▸ CHALLENGE 1
Translate the sentence "Looks absolutely Fantastic mate, unbelievable turnaround!!!" from the car forum thread into Spanish.

▸ SOURCE EXCERPT
....
Excellent work, that is some turnaround!:thumb:

The car looks great and the mods set it off a treat!


----------



## [email protected] (Jan 28, 2009)

Got to love the elastic band look with the tyres A*...

Would like to see what the ANPR machines in Essex would make of the plate  they leave you alone as long as the machine can read it and its not obviously illegal. Or would it be blue lights and an Evo stuck up yah boot time ><.


----------



## nick.s (Dec 21, 2009)

Looks good Samir  Then again, I've seen it all the while on VVOC


----------



## asifsarwar (Mar 28, 2010)

fantastic job i would of kept the car too with a turnaround like that gosh wheels were in some mess! Well done!


----------



## Mr.Mint (Nov 12, 2009)

Looks absolutely Fantastic mate, unbelievable turnaround!!!


----------



## Connor_scotland (Aug 30, 2007)

Saimir dunno if you mind me from VVOC

Your silver vectra was stunning and this is lovely mate


----------



## Sam87 (Dec 20, 2007)

Thanks a lot everyone....appriciate all your comments 

Oh yes the wheels were so bad i didnt think they could look good again hehe 

Hey! yeah i remember you.....u sold the silver vectra and bought a Subaru but lookig at your avatar i see you have a new one now 

Changed the gear box oil today and gave it a good wash as it was covered in so much dust and it rained yesterday so even though it hadnt moved for some time it was dirty.......Looked good again after a wash


----------
....
▸ CHALLENGE 2
Convert the lines of the records into a JSON list of strings, one string per line, with any blank lines omitted. Begin at the line that contains "- menu-item-customize-business-card[interactable]: Customize" and stop after the line that contains "- show-details-label: SHOW".
....
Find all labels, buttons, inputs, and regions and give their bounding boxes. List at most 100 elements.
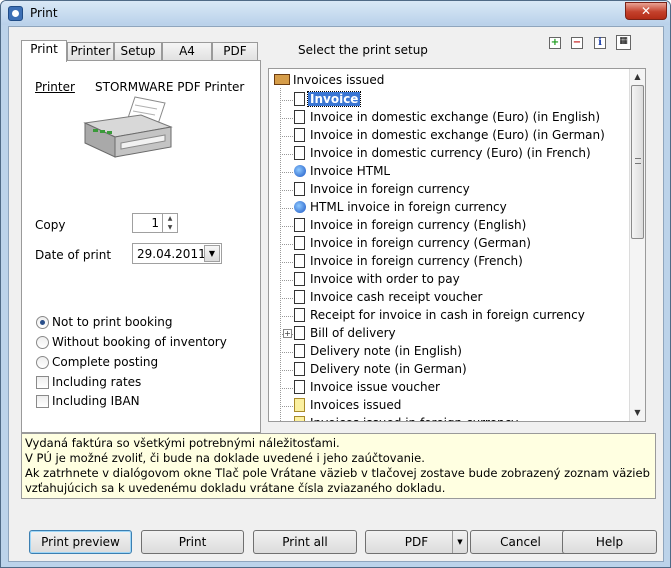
add-icon[interactable]: + (549, 37, 561, 49)
cancel-button[interactable]: Cancel (470, 530, 571, 554)
tree-item[interactable]: HTML invoice in foreign currency (280, 199, 610, 217)
grip-icon (635, 158, 641, 164)
tree-item[interactable]: Invoice in foreign currency (English) (280, 217, 610, 235)
tree-item-label: HTML invoice in foreign currency (310, 200, 507, 214)
radio-button[interactable] (36, 336, 49, 349)
tree-item[interactable]: Invoice in foreign currency (German) (280, 235, 610, 253)
tree-item[interactable]: Invoices issued (280, 397, 610, 415)
document-icon (294, 110, 305, 124)
print-tab-panel: Printer STORMWARE PDF Printer Copy 1 ▲ ▼… (21, 60, 261, 433)
tree-item-label: Invoice HTML (310, 164, 391, 178)
tree-item[interactable]: Delivery note (in German) (280, 361, 610, 379)
title-bar[interactable]: Print ✕ (1, 1, 670, 25)
report-document-icon (294, 416, 305, 421)
pdf-dropdown-icon[interactable]: ▼ (452, 531, 467, 553)
printer-link[interactable]: Printer (35, 80, 75, 94)
close-button[interactable]: ✕ (625, 2, 667, 20)
tree-scrollbar[interactable]: ▲ ▼ (629, 69, 645, 421)
expand-icon[interactable]: + (283, 329, 292, 338)
tree-branch-line (280, 406, 293, 407)
tree-item[interactable]: Invoice in domestic currency (Euro) (in … (280, 145, 610, 163)
printer-name: STORMWARE PDF Printer (95, 80, 245, 94)
tab-print[interactable]: Print (21, 40, 67, 62)
checkbox[interactable] (36, 376, 49, 389)
scroll-down-icon[interactable]: ▼ (630, 405, 645, 421)
tab-setup[interactable]: Setup (114, 42, 162, 61)
tree-item[interactable]: Invoices issued in foreign currency (280, 415, 610, 421)
document-icon (294, 308, 305, 322)
tree-item[interactable]: Delivery note (in English) (280, 343, 610, 361)
tree-item[interactable]: Invoice in foreign currency (French) (280, 253, 610, 271)
spin-down-icon[interactable]: ▼ (163, 223, 177, 232)
scroll-thumb[interactable] (631, 85, 644, 239)
tree-branch-line (280, 298, 293, 299)
description-line: vzťahujúcich sa k uvedenému dokladu vrát… (25, 481, 446, 495)
tree-branch-line (280, 100, 293, 101)
tree-item[interactable]: Invoice with order to pay (280, 271, 610, 289)
tree-item-label: Delivery note (in English) (310, 344, 462, 358)
tree-branch-line (280, 244, 293, 245)
tree-item[interactable]: Invoice HTML (280, 163, 610, 181)
tree-item[interactable]: Invoice in foreign currency (280, 181, 610, 199)
info-icon[interactable]: i (594, 37, 606, 49)
tree-item[interactable]: Invoice cash receipt voucher (280, 289, 610, 307)
tree-item[interactable]: Invoice (280, 91, 610, 109)
tree-item[interactable]: Invoice in domestic exchange (Euro) (in … (280, 127, 610, 145)
pdf-button[interactable]: PDF ▼ (365, 530, 468, 554)
copy-stepper[interactable]: 1 ▲ ▼ (132, 213, 178, 233)
radio-button[interactable] (36, 356, 49, 369)
printer-illustration (83, 96, 173, 158)
description-line: Vydaná faktúra so všetkými potrebnými ná… (25, 436, 340, 450)
tree-branch-line (280, 388, 293, 389)
remove-icon[interactable]: − (571, 37, 583, 49)
tree-item-label: Invoice in domestic exchange (Euro) (in … (310, 128, 605, 142)
tree-branch-line (280, 352, 293, 353)
book-icon (274, 74, 290, 85)
tree-branch-line (280, 280, 293, 281)
print-button[interactable]: Print (141, 530, 244, 554)
tree-item-label: Invoice in domestic currency (Euro) (in … (310, 146, 591, 160)
tree-item[interactable]: + Bill of delivery (280, 325, 610, 343)
tree-item-label: Receipt for invoice in cash in foreign c… (310, 308, 585, 322)
tree-item-label: Invoices issued in foreign currency (310, 416, 518, 421)
document-icon (294, 236, 305, 250)
tree-item[interactable]: Invoice in domestic exchange (Euro) (in … (280, 109, 610, 127)
document-icon (294, 290, 305, 304)
html-document-icon (294, 165, 306, 177)
document-icon (294, 146, 305, 160)
date-picker[interactable]: 29.04.2011 ▼ (132, 243, 222, 264)
print-dialog: Print ✕ Print Printer Setup A4 PDF Print… (0, 0, 671, 568)
print-preview-button[interactable]: Print preview (29, 530, 132, 554)
tree-branch-line (280, 208, 293, 209)
tree-item-label: Invoice in domestic exchange (Euro) (in … (310, 110, 601, 124)
document-icon (294, 272, 305, 286)
scroll-up-icon[interactable]: ▲ (630, 69, 645, 85)
checkbox[interactable] (36, 395, 49, 408)
print-all-button[interactable]: Print all (253, 530, 357, 554)
document-icon (294, 326, 305, 340)
pdf-button-label: PDF (404, 535, 429, 549)
window-title: Print (30, 6, 58, 20)
radio-button[interactable] (36, 316, 49, 329)
select-setup-title: Select the print setup (298, 43, 428, 57)
tree-item-label: Invoice in foreign currency (German) (310, 236, 531, 250)
tab-a4[interactable]: A4 (162, 42, 212, 61)
tree-item[interactable]: Invoice issue voucher (280, 379, 610, 397)
calendar-icon[interactable]: ▦ (616, 35, 631, 50)
help-button[interactable]: Help (562, 530, 657, 554)
document-icon (294, 182, 305, 196)
tab-printer[interactable]: Printer (67, 42, 114, 61)
tree-branch-line (280, 154, 293, 155)
document-icon (294, 380, 305, 394)
tab-pdf[interactable]: PDF (212, 42, 258, 61)
dropdown-arrow-icon[interactable]: ▼ (204, 245, 220, 262)
document-icon (294, 218, 305, 232)
tree-branch-line (280, 226, 293, 227)
checkbox-label: Including IBAN (52, 394, 140, 408)
tree-item[interactable]: Receipt for invoice in cash in foreign c… (280, 307, 610, 325)
tree-branch-line (280, 316, 293, 317)
spin-up-icon[interactable]: ▲ (163, 214, 177, 223)
report-document-icon (294, 398, 305, 412)
print-setup-tree[interactable]: Invoices issued Invoice Invoice in domest… (268, 68, 646, 422)
copy-value: 1 (151, 216, 159, 230)
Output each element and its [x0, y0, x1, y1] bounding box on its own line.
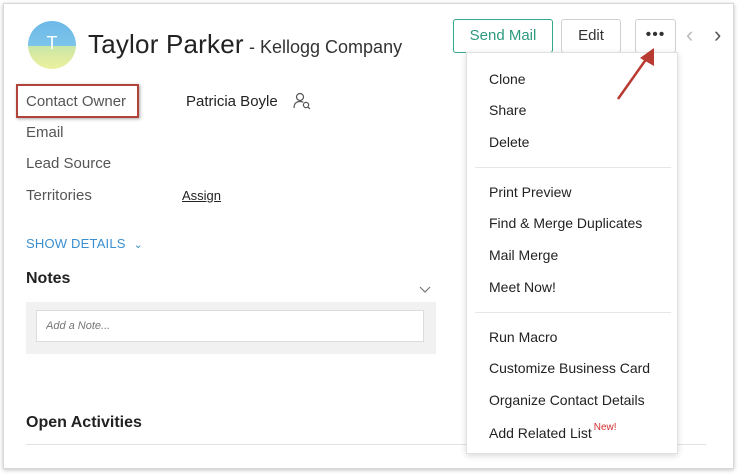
- menu-item-customize-business-card[interactable]: Customize Business Card: [489, 360, 650, 376]
- menu-separator: [475, 167, 671, 168]
- add-related-list-label: Add Related List: [489, 425, 592, 441]
- menu-item-meet-now[interactable]: Meet Now!: [489, 279, 556, 295]
- annotation-arrow-icon: [616, 48, 654, 100]
- notes-collapse-chevron-icon[interactable]: [419, 285, 431, 295]
- notes-section-title: Notes: [26, 270, 71, 287]
- menu-item-print-preview[interactable]: Print Preview: [489, 184, 571, 200]
- menu-separator: [475, 312, 671, 313]
- menu-item-run-macro[interactable]: Run Macro: [489, 329, 557, 345]
- new-badge: New!: [593, 422, 617, 433]
- company-name[interactable]: - Kellogg Company: [249, 37, 402, 58]
- more-options-menu: Clone Share Delete Print Preview Find & …: [466, 52, 678, 454]
- menu-item-delete[interactable]: Delete: [489, 134, 529, 150]
- chevron-down-icon: ⌄: [133, 239, 144, 251]
- notes-panel: [26, 302, 436, 354]
- show-details-toggle[interactable]: SHOW DETAILS ⌄: [26, 236, 143, 251]
- menu-item-share[interactable]: Share: [489, 102, 526, 118]
- menu-item-find-merge-duplicates[interactable]: Find & Merge Duplicates: [489, 215, 642, 231]
- show-details-label: SHOW DETAILS: [26, 236, 126, 251]
- contact-detail-window: T Taylor Parker - Kellogg Company Send M…: [3, 3, 734, 469]
- email-label: Email: [26, 124, 64, 141]
- contact-owner-value: Patricia Boyle: [186, 93, 278, 110]
- contact-name: Taylor Parker: [88, 29, 244, 59]
- previous-record-icon[interactable]: ‹: [686, 22, 693, 48]
- avatar-initial: T: [46, 33, 58, 53]
- contact-owner-label: Contact Owner: [26, 93, 127, 110]
- add-note-input[interactable]: [36, 310, 424, 342]
- contact-avatar[interactable]: T: [28, 21, 76, 69]
- send-mail-button[interactable]: Send Mail: [453, 19, 553, 53]
- open-activities-title: Open Activities: [26, 414, 142, 431]
- menu-item-mail-merge[interactable]: Mail Merge: [489, 247, 558, 263]
- territories-label: Territories: [26, 187, 92, 204]
- change-owner-icon[interactable]: [293, 92, 311, 110]
- menu-item-clone[interactable]: Clone: [489, 71, 526, 87]
- next-record-icon[interactable]: ›: [714, 22, 721, 48]
- menu-item-add-related-list[interactable]: Add Related List New!: [489, 422, 617, 441]
- lead-source-label: Lead Source: [26, 155, 112, 172]
- assign-territory-link[interactable]: Assign: [182, 188, 221, 203]
- menu-item-organize-contact-details[interactable]: Organize Contact Details: [489, 392, 645, 408]
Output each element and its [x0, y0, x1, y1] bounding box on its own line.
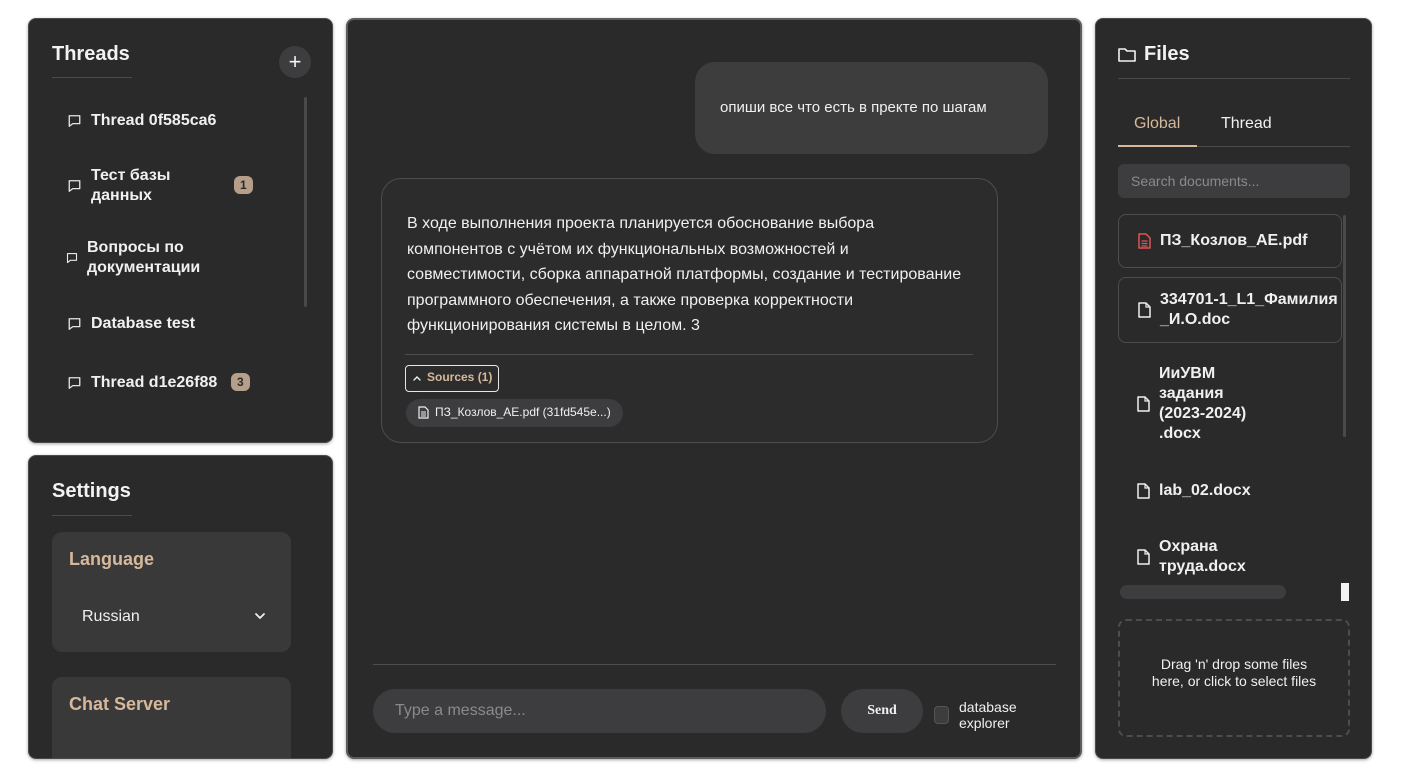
....
▸ CORRECT RESULT 1
Tiene un aspecto absolutamente fantástico, amigo. ¡¡¡Una transformación increíble!!!

▸ CORRECT RESULT 2
[
  "- menu-item-customize-business-card[interactable]: Customize Business Card: [489, 360, 650, 376]",
  "- menu-separator: [475, 167, 671, 168]",
  "- add-related-list-label: Add Related List: [489, 425, 592, 441]",
  "- menu-item-meet-now[interactable]: Meet Now!: [489, 279, 556, 295]",
  "- annotation-arrow-icon: [616, 48, 654, 100]",
  "- notes-collapse-chevron-icon[interactable]: [419, 285, 431, 295]",
  "- notes-section-title: Notes: [26, 270, 71, 287]",
  "- menu-item-print-preview[interactable]: Print Preview: [489, 184, 571, 200]",
  "- menu-separator: [475, 312, 671, 313]",
  "- menu-item-run-macro[interactable]: Run Macro: [489, 329, 557, 345]",
  "- new-badge: New!: [593, 422, 617, 433]",
  "- company-name[interactable]: - Kellogg Company: [249, 37, 402, 58]",
  "- more-options-menu: Clone Share Delete Print Preview Find & …: [466, 52, 678, 454]",
  "- menu-item-delete[interactable]: Delete: [489, 134, 529, 150]",
  "- chevron-down-icon: ⌄: [133, 239, 144, 251]",
  "- notes-panel: [26, 302, 436, 354]",
  "- show-details-toggle[interactable]: SHOW DETAILS ⌄: [26, 236, 143, 251]",
  "- menu-item-share[interactable]: Share: [489, 102, 526, 118]",
  "- menu-item-find-merge-duplicates[interactable]: Find & Merge Duplicates: [489, 215, 642, 231]",
  "- show-details-label: SHOW DETAILS: [26, 236, 126, 251]"
]